● **Data**
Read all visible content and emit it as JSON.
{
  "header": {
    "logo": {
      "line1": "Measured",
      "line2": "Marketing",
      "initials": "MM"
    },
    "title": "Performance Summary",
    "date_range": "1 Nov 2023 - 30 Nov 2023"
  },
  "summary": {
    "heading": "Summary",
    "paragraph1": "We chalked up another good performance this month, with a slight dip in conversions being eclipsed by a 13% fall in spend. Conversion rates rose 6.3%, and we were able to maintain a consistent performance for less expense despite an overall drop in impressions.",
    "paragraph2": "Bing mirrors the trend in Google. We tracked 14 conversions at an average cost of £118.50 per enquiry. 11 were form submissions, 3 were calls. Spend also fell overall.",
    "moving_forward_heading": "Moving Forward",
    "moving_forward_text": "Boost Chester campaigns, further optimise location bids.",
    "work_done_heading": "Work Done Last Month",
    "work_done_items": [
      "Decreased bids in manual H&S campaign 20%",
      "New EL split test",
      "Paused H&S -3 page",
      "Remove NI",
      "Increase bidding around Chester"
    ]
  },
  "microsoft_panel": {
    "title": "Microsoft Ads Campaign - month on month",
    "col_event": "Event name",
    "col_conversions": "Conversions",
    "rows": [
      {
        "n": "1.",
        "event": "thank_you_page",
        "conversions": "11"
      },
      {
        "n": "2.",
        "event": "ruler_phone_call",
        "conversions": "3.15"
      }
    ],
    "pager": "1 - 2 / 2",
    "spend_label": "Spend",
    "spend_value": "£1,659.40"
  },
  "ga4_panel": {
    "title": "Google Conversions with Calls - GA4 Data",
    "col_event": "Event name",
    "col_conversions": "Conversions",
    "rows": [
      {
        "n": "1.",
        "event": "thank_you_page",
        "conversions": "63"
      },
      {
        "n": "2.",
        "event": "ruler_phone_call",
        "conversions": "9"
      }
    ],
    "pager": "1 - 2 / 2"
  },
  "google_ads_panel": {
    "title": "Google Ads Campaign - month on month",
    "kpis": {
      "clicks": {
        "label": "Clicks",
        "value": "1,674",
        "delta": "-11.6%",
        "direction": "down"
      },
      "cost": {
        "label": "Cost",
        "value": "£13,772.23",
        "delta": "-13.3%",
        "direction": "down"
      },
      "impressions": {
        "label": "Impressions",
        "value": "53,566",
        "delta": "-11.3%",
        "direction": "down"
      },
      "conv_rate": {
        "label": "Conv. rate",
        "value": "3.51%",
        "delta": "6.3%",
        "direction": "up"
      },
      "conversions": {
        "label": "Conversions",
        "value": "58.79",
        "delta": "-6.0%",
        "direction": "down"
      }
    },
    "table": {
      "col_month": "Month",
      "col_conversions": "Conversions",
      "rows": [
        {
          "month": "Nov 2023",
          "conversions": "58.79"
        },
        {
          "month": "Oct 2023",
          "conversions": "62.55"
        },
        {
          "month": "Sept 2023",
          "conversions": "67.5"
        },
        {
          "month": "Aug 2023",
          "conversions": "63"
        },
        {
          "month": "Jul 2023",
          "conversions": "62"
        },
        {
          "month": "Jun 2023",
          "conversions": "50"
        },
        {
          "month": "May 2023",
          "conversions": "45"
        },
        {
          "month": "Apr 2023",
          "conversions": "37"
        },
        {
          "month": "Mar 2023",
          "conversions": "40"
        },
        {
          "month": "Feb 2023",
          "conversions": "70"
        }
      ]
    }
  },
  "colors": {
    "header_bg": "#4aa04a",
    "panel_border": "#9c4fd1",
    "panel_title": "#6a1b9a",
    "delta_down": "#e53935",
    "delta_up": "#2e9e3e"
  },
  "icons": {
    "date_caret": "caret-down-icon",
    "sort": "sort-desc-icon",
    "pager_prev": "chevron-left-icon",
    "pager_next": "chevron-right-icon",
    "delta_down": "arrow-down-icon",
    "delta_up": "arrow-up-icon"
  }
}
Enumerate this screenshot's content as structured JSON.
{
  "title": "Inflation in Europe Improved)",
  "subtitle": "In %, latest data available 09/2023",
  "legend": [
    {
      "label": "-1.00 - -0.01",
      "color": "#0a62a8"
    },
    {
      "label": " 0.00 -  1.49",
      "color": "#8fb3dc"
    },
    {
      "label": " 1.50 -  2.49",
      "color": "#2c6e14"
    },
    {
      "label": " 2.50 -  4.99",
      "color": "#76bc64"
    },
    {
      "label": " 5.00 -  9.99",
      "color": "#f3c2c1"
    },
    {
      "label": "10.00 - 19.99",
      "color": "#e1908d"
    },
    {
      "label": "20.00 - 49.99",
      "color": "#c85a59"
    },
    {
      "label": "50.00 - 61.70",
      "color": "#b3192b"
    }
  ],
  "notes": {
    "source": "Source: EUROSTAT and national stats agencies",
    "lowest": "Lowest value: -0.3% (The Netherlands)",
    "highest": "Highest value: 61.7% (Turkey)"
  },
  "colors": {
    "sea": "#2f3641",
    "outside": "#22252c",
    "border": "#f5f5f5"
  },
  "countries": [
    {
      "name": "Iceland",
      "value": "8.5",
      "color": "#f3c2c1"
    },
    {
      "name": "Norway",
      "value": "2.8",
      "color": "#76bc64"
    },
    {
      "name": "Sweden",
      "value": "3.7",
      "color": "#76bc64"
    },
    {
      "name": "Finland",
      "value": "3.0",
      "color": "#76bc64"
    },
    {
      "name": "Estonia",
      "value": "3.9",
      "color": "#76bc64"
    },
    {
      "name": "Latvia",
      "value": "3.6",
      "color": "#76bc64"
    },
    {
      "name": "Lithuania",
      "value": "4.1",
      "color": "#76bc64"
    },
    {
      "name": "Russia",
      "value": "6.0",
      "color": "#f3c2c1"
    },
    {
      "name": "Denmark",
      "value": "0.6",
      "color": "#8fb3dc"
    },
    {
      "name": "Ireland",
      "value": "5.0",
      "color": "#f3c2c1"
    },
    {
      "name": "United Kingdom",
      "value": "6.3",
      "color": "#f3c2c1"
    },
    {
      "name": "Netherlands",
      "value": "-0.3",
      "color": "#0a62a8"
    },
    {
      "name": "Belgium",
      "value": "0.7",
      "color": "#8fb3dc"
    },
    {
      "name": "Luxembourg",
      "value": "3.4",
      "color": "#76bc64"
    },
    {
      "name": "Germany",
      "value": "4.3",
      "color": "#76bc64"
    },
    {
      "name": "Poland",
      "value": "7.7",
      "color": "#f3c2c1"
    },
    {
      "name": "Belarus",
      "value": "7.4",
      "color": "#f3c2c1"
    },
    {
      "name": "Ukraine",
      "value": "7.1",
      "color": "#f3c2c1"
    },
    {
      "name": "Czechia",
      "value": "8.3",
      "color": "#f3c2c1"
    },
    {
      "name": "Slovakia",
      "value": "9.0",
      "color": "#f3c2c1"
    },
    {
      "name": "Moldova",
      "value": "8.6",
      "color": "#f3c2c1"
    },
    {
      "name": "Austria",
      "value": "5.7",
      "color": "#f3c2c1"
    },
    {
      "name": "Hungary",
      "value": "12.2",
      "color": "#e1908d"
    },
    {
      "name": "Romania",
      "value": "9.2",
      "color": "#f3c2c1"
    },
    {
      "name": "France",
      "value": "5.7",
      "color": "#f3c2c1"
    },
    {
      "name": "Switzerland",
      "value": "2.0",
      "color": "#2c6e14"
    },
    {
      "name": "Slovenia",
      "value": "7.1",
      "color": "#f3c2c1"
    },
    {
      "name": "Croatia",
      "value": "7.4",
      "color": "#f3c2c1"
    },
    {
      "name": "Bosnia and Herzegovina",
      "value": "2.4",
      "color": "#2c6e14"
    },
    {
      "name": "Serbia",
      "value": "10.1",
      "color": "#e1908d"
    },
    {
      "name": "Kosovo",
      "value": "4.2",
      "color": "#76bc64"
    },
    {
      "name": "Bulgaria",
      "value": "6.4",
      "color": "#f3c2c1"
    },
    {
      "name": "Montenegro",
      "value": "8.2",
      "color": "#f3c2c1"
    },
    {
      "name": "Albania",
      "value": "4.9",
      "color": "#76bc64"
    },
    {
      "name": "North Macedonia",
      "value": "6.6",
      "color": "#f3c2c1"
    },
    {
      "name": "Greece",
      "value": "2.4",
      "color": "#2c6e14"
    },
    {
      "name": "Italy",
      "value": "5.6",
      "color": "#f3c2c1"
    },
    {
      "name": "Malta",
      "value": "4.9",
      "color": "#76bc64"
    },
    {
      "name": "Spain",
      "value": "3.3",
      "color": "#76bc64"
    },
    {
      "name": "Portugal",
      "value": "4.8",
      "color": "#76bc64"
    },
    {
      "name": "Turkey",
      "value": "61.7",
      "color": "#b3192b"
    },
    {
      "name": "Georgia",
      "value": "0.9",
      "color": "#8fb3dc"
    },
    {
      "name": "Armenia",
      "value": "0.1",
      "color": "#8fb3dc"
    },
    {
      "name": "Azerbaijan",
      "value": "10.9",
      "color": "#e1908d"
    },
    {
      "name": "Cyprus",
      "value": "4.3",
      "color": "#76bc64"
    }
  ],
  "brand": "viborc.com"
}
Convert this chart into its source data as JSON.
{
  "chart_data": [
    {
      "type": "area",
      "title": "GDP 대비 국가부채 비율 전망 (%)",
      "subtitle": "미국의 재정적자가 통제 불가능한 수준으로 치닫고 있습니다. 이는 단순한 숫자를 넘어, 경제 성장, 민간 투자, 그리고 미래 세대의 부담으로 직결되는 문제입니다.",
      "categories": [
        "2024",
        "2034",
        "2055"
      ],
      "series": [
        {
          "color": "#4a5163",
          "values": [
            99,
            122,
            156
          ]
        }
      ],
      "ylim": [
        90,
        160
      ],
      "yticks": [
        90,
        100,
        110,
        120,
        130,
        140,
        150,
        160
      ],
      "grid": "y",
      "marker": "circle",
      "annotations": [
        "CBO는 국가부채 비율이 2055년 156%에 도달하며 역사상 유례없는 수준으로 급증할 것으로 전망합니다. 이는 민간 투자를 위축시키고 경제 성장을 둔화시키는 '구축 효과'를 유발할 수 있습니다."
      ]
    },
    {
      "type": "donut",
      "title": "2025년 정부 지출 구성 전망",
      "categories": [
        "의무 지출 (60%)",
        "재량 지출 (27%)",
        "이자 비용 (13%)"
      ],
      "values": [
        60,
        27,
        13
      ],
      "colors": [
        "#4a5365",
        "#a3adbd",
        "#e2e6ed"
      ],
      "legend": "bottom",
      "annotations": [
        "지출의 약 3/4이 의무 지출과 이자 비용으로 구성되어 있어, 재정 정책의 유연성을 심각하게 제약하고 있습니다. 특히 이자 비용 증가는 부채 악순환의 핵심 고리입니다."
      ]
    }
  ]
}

● **Exercise**
Collect every line above that contains the word "JSON".

● **Response**
Read all visible content and emit it as JSON.
Enumerate this screenshot's content as structured JSON.
Convert this chart into its source data as JSON.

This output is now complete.